What you need to do. Copy each line in which the string "受制于资源禀赋难以长期大规模应用" occurs.

Records for the exercise.

^^^^^^^^

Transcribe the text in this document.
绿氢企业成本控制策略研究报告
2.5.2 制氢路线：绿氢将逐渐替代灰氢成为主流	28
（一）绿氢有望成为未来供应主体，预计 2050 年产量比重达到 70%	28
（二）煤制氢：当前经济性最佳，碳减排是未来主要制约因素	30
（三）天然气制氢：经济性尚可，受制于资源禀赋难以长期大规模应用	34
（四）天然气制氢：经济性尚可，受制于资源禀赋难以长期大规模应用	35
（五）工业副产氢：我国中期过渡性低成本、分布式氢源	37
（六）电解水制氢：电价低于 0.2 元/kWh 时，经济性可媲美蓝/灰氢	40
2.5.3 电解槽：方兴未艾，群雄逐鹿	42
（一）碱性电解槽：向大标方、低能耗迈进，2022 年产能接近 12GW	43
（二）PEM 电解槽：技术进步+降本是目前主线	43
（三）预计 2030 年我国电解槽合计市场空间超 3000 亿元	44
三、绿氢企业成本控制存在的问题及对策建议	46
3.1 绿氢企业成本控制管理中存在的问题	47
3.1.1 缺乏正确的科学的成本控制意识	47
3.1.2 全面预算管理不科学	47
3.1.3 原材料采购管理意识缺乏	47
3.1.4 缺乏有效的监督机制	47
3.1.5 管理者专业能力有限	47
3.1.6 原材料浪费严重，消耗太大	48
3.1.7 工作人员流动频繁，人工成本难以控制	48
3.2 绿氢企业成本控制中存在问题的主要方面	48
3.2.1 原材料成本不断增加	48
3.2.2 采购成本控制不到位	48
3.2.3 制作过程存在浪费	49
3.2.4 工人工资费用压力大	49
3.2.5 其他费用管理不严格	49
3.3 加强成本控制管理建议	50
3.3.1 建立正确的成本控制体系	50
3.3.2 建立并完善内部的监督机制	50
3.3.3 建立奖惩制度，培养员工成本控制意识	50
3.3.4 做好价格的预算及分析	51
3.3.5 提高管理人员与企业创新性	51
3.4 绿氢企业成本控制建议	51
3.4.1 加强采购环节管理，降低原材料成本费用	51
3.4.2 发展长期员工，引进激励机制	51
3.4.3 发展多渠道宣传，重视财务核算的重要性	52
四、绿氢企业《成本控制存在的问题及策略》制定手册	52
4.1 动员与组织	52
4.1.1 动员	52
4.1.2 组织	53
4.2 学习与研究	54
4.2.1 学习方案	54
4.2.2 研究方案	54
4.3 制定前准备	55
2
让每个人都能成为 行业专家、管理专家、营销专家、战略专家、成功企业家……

^^^^^^^^

Solved exercise.
（三）天然气制氢：经济性尚可，受制于资源禀赋难以长期大规模应用	34
（四）天然气制氢：经济性尚可，受制于资源禀赋难以长期大规模应用	35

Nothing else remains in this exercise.